→ **WORK TO BE COMPLETED**:
Copy each line exactly. Leave nothing out.

----- RECORDS FOR THE TASK -----

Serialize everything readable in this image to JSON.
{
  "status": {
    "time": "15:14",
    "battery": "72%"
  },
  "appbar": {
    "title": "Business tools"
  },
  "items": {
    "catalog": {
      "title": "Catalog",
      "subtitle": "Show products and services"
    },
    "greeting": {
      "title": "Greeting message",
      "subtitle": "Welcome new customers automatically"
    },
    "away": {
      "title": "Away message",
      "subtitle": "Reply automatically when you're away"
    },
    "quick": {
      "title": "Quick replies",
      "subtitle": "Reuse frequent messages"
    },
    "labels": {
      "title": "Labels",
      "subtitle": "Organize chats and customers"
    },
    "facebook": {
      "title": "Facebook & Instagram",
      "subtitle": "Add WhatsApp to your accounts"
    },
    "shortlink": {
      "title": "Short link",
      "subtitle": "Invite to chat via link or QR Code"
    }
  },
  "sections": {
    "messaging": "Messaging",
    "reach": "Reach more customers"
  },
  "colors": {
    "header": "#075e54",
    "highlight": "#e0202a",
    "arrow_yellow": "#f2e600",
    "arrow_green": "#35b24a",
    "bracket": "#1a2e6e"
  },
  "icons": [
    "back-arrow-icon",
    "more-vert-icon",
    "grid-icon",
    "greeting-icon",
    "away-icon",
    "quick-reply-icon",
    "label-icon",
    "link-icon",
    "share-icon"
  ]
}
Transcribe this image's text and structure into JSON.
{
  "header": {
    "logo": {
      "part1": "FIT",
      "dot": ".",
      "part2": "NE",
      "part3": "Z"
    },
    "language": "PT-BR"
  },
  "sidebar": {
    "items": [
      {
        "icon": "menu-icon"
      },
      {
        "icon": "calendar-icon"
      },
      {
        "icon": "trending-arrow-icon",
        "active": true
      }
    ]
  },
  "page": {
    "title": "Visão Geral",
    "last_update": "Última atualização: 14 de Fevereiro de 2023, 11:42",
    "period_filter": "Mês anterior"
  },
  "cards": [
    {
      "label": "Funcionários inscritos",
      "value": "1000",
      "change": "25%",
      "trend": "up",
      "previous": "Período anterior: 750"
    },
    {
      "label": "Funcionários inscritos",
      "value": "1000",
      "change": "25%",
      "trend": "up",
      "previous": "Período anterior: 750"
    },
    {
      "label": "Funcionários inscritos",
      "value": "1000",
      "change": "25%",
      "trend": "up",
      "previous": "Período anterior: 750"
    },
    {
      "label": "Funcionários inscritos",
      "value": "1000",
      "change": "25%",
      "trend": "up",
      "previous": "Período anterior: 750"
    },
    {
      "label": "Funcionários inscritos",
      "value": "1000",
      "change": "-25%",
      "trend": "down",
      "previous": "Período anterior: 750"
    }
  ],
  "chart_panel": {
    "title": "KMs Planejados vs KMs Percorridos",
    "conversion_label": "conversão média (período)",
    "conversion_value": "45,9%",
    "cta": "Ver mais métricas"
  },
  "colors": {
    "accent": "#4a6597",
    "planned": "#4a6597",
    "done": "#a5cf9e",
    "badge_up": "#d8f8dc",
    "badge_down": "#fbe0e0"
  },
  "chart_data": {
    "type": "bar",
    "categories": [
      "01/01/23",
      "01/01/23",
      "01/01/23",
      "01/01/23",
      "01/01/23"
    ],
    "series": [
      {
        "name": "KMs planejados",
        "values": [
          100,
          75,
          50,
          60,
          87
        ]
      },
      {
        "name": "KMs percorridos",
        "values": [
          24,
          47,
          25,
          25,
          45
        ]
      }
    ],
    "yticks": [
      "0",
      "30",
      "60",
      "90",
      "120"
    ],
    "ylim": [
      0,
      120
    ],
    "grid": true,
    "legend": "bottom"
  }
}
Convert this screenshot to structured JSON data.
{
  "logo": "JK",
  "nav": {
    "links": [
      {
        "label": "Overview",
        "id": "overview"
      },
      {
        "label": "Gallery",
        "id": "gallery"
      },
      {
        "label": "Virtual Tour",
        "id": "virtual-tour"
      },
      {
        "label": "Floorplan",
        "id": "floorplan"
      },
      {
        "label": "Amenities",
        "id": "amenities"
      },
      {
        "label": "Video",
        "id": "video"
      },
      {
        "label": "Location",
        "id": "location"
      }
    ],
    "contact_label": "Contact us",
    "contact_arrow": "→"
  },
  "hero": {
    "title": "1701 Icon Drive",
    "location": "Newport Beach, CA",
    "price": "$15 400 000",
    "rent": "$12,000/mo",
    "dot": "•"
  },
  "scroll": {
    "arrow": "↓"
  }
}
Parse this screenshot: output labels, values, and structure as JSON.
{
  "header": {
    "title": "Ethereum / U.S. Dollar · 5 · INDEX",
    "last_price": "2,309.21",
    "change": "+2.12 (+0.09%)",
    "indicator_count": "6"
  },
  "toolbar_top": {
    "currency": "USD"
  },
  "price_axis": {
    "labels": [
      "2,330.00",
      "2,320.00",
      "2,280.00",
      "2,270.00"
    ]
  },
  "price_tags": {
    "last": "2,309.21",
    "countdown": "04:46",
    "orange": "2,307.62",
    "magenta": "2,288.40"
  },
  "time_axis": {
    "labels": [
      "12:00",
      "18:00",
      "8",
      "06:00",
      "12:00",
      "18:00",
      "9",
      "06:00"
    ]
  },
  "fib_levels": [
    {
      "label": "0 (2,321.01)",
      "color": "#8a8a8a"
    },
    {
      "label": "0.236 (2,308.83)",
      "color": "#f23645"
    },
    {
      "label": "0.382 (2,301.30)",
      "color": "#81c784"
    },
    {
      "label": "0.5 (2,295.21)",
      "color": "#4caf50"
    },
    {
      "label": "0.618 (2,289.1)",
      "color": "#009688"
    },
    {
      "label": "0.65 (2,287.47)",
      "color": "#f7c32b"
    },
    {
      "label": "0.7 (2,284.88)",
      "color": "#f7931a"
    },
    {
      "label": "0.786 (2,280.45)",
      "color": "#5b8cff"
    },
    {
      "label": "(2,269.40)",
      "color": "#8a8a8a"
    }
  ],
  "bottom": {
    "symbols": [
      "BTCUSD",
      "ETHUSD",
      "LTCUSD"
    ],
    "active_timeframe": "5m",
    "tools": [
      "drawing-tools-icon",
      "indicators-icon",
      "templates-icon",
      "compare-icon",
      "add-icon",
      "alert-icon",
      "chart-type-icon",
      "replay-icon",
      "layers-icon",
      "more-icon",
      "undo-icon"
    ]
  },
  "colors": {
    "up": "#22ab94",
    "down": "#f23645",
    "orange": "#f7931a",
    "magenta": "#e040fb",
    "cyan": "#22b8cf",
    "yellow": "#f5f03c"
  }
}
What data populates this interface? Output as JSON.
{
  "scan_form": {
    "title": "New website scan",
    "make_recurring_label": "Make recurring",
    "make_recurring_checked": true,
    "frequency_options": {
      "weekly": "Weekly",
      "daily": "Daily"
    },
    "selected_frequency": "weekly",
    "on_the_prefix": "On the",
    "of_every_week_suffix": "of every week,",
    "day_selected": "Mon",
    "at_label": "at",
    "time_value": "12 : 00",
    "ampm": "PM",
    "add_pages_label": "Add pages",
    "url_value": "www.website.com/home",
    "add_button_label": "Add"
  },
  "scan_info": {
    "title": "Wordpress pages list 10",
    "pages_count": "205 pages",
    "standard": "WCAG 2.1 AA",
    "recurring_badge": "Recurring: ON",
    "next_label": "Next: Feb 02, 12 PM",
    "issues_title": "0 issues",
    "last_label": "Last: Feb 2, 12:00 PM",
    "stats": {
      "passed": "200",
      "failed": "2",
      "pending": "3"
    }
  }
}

-----

→ **OUTPUT BELOW**:
Serialize everything readable in this image to JSON.
{
  "status": {
    "time": "15:14",
    "battery": "72%"
  },
  "appbar": {
    "title": "Business tools"
  },
  "items": {
    "catalog": {
      "title": "Catalog",
      "subtitle": "Show products and services"
    },
    "greeting": {
      "title": "Greeting message",
      "subtitle": "Welcome new customers automatically"
    },
    "away": {
      "title": "Away message",
      "subtitle": "Reply automatically when you're away"
    },
    "quick": {
      "title": "Quick replies",
      "subtitle": "Reuse frequent messages"
    },
    "labels": {
      "title": "Labels",
      "subtitle": "Organize chats and customers"
    },
    "facebook": {
      "title": "Facebook & Instagram",
      "subtitle": "Add WhatsApp to your accounts"
    },
    "shortlink": {
      "title": "Short link",
      "subtitle": "Invite to chat via link or QR Code"
    }
  },
  "sections": {
    "messaging": "Messaging",
    "reach": "Reach more customers"
  },
  "colors": {
    "header": "#075e54",
    "highlight": "#e0202a",
    "arrow_yellow": "#f2e600",
    "arrow_green": "#35b24a",
    "bracket": "#1a2e6e"
  },
  "icons": [
    "back-arrow-icon",
    "more-vert-icon",
    "grid-icon",
    "greeting-icon",
    "away-icon",
    "quick-reply-icon",
    "label-icon",
    "link-icon",
    "share-icon"
  ]
}
Transcribe this image's text and structure into JSON.
{
  "header": {
    "logo": {
      "part1": "FIT",
      "dot": ".",
      "part2": "NE",
      "part3": "Z"
    },
    "language": "PT-BR"
  },
  "sidebar": {
    "items": [
      {
        "icon": "menu-icon"
      },
      {
        "icon": "calendar-icon"
      },
      {
        "icon": "trending-arrow-icon",
        "active": true
      }
    ]
  },
  "page": {
    "title": "Visão Geral",
    "last_update": "Última atualização: 14 de Fevereiro de 2023, 11:42",
    "period_filter": "Mês anterior"
  },
  "cards": [
    {
      "label": "Funcionários inscritos",
      "value": "1000",
      "change": "25%",
      "trend": "up",
      "previous": "Período anterior: 750"
    },
    {
      "label": "Funcionários inscritos",
      "value": "1000",
      "change": "25%",
      "trend": "up",
      "previous": "Período anterior: 750"
    },
    {
      "label": "Funcionários inscritos",
      "value": "1000",
      "change": "25%",
      "trend": "up",
      "previous": "Período anterior: 750"
    },
    {
      "label": "Funcionários inscritos",
      "value": "1000",
      "change": "25%",
      "trend": "up",
      "previous": "Período anterior: 750"
    },
    {
      "label": "Funcionários inscritos",
      "value": "1000",
      "change": "-25%",
      "trend": "down",
      "previous": "Período anterior: 750"
    }
  ],
  "chart_panel": {
    "title": "KMs Planejados vs KMs Percorridos",
    "conversion_label": "conversão média (período)",
    "conversion_value": "45,9%",
    "cta": "Ver mais métricas"
  },
  "colors": {
    "accent": "#4a6597",
    "planned": "#4a6597",
    "done": "#a5cf9e",
    "badge_up": "#d8f8dc",
    "badge_down": "#fbe0e0"
  },
  "chart_data": {
    "type": "bar",
    "categories": [
      "01/01/23",
      "01/01/23",
      "01/01/23",
      "01/01/23",
      "01/01/23"
    ],
    "series": [
      {
        "name": "KMs planejados",
        "values": [
          100,
          75,
          50,
          60,
          87
        ]
      },
      {
        "name": "KMs percorridos",
        "values": [
          24,
          47,
          25,
          25,
          45
        ]
      }
    ],
    "yticks": [
      "0",
      "30",
      "60",
      "90",
      "120"
    ],
    "ylim": [
      0,
      120
    ],
    "grid": true,
    "legend": "bottom"
  }
}
Convert this screenshot to structured JSON data.
{
  "logo": "JK",
  "nav": {
    "links": [
      {
        "label": "Overview",
        "id": "overview"
      },
      {
        "label": "Gallery",
        "id": "gallery"
      },
      {
        "label": "Virtual Tour",
        "id": "virtual-tour"
      },
      {
        "label": "Floorplan",
        "id": "floorplan"
      },
      {
        "label": "Amenities",
        "id": "amenities"
      },
      {
        "label": "Video",
        "id": "video"
      },
      {
        "label": "Location",
        "id": "location"
      }
    ],
    "contact_label": "Contact us",
    "contact_arrow": "→"
  },
  "hero": {
    "title": "1701 Icon Drive",
    "location": "Newport Beach, CA",
    "price": "$15 400 000",
    "rent": "$12,000/mo",
    "dot": "•"
  },
  "scroll": {
    "arrow": "↓"
  }
}
Parse this screenshot: output labels, values, and structure as JSON.
{
  "header": {
    "title": "Ethereum / U.S. Dollar · 5 · INDEX",
    "last_price": "2,309.21",
    "change": "+2.12 (+0.09%)",
    "indicator_count": "6"
  },
  "toolbar_top": {
    "currency": "USD"
  },
  "price_axis": {
    "labels": [
      "2,330.00",
      "2,320.00",
      "2,280.00",
      "2,270.00"
    ]
  },
  "price_tags": {
    "last": "2,309.21",
    "countdown": "04:46",
    "orange": "2,307.62",
    "magenta": "2,288.40"
  },
  "time_axis": {
    "labels": [
      "12:00",
      "18:00",
      "8",
      "06:00",
      "12:00",
      "18:00",
      "9",
      "06:00"
    ]
  },
  "fib_levels": [
    {
      "label": "0 (2,321.01)",
      "color": "#8a8a8a"
    },
    {
      "label": "0.236 (2,308.83)",
      "color": "#f23645"
    },
    {
      "label": "0.382 (2,301.30)",
      "color": "#81c784"
    },
    {
      "label": "0.5 (2,295.21)",
      "color": "#4caf50"
    },
    {
      "label": "0.618 (2,289.1)",
      "color": "#009688"
    },
    {
      "label": "0.65 (2,287.47)",
      "color": "#f7c32b"
    },
    {
      "label": "0.7 (2,284.88)",
      "color": "#f7931a"
    },
    {
      "label": "0.786 (2,280.45)",
      "color": "#5b8cff"
    },
    {
      "label": "(2,269.40)",
      "color": "#8a8a8a"
    }
  ],
  "bottom": {
    "symbols": [
      "BTCUSD",
      "ETHUSD",
      "LTCUSD"
    ],
    "active_timeframe": "5m",
    "tools": [
      "drawing-tools-icon",
      "indicators-icon",
      "templates-icon",
      "compare-icon",
      "add-icon",
      "alert-icon",
      "chart-type-icon",
      "replay-icon",
      "layers-icon",
      "more-icon",
      "undo-icon"
    ]
  },
  "colors": {
    "up": "#22ab94",
    "down": "#f23645",
    "orange": "#f7931a",
    "magenta": "#e040fb",
    "cyan": "#22b8cf",
    "yellow": "#f5f03c"
  }
}
What data populates this interface? Output as JSON.
{
  "scan_form": {
    "title": "New website scan",
    "make_recurring_label": "Make recurring",
    "make_recurring_checked": true,
    "frequency_options": {
      "weekly": "Weekly",
      "daily": "Daily"
    },
    "selected_frequency": "weekly",
    "on_the_prefix": "On the",
    "of_every_week_suffix": "of every week,",
    "day_selected": "Mon",
    "at_label": "at",
    "time_value": "12 : 00",
    "ampm": "PM",
    "add_pages_label": "Add pages",
    "url_value": "www.website.com/home",
    "add_button_label": "Add"
  },
  "scan_info": {
    "title": "Wordpress pages list 10",
    "pages_count": "205 pages",
    "standard": "WCAG 2.1 AA",
    "recurring_badge": "Recurring: ON",
    "next_label": "Next: Feb 02, 12 PM",
    "issues_title": "0 issues",
    "last_label": "Last: Feb 2, 12:00 PM",
    "stats": {
      "passed": "200",
      "failed": "2",
      "pending": "3"
    }
  }
}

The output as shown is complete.